What the exercise asks
In the listing below, find every line containing "Vrij" and copy it out.

Material supplied
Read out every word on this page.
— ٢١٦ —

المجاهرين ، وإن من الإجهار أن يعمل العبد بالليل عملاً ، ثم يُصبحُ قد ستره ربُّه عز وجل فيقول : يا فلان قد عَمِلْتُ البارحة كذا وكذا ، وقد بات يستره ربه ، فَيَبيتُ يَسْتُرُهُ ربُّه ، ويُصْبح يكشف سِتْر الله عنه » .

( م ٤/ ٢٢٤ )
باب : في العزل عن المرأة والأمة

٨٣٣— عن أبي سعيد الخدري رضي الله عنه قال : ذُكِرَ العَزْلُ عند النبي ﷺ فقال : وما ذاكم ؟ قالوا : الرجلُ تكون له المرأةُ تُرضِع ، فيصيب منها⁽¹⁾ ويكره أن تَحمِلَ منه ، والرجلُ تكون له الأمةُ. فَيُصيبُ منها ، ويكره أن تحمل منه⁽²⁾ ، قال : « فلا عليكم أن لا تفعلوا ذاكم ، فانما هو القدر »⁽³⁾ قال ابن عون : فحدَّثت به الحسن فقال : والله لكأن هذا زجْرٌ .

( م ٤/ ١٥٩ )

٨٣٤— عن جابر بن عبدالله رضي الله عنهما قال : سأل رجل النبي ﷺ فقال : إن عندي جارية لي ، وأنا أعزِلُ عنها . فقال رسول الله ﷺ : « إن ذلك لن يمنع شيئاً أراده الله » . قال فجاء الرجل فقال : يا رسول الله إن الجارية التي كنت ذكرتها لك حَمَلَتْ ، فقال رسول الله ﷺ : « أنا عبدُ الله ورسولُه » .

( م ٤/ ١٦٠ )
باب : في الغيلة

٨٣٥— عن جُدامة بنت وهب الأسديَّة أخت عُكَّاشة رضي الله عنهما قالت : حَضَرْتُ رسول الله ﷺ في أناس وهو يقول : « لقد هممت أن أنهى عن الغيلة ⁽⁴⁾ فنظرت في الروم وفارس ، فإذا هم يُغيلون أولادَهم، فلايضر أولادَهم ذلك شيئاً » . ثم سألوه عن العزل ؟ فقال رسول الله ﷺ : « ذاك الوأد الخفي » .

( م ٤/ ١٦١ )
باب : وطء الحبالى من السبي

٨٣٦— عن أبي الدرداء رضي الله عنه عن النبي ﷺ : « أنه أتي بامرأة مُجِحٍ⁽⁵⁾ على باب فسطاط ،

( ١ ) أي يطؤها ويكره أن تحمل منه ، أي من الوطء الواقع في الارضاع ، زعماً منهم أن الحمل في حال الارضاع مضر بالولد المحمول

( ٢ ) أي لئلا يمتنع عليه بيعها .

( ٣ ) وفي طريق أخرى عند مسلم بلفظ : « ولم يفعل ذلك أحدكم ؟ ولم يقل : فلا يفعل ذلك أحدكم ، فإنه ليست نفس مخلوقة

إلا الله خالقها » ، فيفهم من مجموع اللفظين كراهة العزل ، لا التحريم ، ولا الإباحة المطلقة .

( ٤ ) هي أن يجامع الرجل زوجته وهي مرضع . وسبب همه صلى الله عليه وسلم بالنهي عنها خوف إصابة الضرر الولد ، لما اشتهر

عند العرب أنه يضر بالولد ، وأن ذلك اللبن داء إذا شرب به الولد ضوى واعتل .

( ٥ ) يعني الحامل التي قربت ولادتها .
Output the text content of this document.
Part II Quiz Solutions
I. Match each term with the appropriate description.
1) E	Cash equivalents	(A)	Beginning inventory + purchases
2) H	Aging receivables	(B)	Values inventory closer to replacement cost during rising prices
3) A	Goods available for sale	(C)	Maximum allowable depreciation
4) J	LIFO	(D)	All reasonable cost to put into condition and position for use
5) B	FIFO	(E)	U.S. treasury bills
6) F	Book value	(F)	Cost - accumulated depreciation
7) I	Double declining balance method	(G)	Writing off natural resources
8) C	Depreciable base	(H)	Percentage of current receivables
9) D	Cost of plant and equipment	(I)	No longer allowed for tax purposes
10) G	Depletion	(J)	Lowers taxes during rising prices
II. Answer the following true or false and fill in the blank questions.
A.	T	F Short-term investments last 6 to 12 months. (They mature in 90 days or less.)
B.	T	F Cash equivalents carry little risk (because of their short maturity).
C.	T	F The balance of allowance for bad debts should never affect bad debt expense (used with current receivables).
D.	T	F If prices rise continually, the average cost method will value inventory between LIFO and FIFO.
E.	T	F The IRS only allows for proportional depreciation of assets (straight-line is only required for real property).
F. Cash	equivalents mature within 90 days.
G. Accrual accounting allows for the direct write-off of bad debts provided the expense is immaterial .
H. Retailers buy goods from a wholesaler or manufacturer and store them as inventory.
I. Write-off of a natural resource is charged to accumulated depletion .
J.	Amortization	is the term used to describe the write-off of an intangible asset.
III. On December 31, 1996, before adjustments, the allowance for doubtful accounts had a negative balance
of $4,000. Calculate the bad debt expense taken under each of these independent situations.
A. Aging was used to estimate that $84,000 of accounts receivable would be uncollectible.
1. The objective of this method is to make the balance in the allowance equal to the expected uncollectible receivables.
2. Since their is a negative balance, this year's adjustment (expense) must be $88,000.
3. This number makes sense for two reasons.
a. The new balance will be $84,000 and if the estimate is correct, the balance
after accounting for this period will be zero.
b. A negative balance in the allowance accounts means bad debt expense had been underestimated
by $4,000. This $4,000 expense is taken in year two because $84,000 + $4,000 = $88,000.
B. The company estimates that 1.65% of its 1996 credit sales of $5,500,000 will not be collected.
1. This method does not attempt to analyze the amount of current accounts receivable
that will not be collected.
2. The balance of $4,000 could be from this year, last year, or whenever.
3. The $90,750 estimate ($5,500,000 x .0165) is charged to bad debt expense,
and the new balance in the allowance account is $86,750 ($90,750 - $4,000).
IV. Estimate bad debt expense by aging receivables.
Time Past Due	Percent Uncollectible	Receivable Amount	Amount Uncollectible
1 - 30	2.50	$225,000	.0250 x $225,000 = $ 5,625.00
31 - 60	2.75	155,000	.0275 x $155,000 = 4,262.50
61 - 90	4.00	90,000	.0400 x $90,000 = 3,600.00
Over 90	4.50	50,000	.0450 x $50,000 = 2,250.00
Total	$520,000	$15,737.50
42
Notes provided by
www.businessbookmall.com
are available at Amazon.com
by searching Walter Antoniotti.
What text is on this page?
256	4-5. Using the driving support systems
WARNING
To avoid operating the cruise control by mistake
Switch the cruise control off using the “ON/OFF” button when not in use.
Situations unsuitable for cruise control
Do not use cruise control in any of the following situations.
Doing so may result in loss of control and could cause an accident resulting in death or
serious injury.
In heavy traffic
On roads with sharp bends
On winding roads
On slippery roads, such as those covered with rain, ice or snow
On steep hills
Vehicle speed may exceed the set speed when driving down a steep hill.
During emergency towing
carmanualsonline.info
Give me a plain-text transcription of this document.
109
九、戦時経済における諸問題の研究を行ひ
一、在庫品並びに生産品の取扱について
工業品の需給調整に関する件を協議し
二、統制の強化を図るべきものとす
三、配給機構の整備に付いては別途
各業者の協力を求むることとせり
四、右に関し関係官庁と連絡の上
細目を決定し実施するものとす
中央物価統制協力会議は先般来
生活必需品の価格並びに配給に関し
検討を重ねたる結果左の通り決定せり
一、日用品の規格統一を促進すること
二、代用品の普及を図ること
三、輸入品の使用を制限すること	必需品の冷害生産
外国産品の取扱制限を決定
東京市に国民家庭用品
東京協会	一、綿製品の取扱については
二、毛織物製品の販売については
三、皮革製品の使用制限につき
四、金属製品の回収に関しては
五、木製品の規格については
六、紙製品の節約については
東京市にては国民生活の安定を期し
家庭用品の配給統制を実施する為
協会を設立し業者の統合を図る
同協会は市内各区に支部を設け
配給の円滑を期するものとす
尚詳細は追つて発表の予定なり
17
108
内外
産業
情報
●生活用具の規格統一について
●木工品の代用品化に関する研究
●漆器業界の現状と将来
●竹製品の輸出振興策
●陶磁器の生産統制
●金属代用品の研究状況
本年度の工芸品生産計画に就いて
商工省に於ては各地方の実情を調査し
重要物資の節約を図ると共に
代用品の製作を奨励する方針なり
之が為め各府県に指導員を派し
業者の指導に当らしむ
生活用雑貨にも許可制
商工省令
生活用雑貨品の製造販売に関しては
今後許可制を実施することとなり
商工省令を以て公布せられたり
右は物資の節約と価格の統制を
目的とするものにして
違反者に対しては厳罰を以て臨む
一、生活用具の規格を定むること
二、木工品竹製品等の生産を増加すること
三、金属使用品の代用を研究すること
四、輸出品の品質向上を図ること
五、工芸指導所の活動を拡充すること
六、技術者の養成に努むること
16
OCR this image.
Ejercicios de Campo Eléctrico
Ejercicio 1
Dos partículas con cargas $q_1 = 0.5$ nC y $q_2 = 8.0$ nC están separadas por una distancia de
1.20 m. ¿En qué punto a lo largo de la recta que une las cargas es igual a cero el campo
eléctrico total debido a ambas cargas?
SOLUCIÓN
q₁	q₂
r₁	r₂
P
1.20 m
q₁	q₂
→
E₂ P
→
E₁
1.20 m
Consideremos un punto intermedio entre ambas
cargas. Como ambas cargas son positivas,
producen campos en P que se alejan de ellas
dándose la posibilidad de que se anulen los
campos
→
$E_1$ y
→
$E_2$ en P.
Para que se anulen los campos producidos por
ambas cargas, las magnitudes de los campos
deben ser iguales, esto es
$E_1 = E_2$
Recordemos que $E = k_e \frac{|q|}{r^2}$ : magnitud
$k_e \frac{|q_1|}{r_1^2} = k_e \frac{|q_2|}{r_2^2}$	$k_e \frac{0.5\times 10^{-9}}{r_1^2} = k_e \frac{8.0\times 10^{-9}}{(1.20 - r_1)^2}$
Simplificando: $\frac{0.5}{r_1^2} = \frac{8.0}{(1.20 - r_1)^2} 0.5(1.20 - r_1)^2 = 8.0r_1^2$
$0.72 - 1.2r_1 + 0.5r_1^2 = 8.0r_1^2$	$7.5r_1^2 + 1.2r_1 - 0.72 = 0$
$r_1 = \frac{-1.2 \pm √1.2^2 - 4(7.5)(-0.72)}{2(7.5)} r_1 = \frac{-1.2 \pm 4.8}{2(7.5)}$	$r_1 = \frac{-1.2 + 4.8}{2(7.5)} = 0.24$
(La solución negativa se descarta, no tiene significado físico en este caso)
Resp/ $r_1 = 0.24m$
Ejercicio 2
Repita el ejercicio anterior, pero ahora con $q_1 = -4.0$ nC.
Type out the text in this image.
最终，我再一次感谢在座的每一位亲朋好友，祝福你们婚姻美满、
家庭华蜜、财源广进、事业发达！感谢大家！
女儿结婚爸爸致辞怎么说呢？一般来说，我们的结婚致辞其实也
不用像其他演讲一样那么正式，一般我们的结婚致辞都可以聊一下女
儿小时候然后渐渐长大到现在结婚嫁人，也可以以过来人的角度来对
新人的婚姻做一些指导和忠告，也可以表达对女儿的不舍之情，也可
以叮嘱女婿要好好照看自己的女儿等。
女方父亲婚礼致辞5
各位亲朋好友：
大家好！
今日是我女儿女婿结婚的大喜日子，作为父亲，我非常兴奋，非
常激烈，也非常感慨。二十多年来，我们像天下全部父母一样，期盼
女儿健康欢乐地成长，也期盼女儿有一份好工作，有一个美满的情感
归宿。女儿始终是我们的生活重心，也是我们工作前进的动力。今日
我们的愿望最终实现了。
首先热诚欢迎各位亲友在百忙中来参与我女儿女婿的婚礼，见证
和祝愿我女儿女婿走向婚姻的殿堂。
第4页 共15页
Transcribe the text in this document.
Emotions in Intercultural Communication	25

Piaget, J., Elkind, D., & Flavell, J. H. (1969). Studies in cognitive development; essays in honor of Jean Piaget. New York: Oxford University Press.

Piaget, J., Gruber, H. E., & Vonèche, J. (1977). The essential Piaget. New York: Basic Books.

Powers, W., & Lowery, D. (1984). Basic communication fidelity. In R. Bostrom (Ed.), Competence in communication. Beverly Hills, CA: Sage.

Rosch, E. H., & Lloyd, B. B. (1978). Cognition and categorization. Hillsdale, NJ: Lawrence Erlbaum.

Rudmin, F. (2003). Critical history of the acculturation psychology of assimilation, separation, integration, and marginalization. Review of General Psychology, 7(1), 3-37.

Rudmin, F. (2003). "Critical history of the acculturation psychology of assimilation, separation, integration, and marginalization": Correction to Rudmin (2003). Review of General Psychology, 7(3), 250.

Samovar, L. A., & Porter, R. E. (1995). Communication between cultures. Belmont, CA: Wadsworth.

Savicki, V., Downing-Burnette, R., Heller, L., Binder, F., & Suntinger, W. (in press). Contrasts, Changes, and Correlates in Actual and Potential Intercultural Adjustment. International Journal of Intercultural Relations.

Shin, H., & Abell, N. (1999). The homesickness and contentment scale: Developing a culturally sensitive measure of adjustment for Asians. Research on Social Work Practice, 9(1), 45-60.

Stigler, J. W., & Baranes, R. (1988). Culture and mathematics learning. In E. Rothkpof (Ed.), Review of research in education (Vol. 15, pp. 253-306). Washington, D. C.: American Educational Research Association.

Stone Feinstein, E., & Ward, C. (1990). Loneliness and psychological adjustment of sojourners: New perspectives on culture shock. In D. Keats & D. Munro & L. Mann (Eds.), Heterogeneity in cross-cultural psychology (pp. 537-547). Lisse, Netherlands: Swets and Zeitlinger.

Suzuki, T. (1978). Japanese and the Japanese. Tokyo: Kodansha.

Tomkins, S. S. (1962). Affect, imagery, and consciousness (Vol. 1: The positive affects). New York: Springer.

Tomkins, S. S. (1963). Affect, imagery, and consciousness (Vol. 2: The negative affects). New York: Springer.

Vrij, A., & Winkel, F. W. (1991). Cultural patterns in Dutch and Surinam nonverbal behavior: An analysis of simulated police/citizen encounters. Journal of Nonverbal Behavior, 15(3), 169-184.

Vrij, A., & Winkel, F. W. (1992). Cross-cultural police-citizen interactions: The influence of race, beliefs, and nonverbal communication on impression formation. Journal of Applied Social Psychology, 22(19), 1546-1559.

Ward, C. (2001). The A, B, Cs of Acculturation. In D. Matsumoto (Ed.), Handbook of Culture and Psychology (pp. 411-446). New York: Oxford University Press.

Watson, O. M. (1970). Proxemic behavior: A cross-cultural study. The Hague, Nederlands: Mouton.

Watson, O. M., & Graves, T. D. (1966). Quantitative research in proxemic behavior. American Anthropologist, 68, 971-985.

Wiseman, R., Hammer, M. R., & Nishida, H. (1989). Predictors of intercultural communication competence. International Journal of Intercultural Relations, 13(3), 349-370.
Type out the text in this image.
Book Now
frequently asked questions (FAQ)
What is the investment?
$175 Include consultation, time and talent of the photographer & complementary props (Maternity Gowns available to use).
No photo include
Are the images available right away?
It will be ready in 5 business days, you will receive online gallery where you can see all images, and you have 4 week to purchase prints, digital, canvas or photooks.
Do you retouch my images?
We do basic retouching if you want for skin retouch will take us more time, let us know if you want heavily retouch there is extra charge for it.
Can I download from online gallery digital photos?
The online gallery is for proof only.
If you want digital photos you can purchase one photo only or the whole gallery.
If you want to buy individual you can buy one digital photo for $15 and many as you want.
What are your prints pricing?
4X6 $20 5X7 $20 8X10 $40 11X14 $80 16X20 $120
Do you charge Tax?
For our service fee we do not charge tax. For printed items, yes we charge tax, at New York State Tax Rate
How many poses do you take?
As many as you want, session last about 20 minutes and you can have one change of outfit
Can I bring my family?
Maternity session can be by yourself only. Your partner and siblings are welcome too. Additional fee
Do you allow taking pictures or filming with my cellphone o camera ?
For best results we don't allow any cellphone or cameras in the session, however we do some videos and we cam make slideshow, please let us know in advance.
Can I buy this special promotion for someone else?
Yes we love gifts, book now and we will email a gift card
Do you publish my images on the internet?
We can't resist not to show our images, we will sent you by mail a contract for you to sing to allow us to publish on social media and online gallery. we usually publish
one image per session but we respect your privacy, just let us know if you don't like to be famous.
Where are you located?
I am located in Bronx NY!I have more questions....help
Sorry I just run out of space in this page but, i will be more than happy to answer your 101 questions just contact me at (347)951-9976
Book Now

Result below
Vrij, A., & Winkel, F. W. (1991). Cultural patterns in Dutch and Surinam nonverbal behavior: An analysis of simulated police/citizen encounters. Journal of Nonverbal Behavior, 15(3), 169-184.
Vrij, A., & Winkel, F. W. (1992). Cross-cultural police-citizen interactions: The influence of race, beliefs, and nonverbal communication on impression formation. Journal of Applied Social Psychology, 22(19), 1546-1559.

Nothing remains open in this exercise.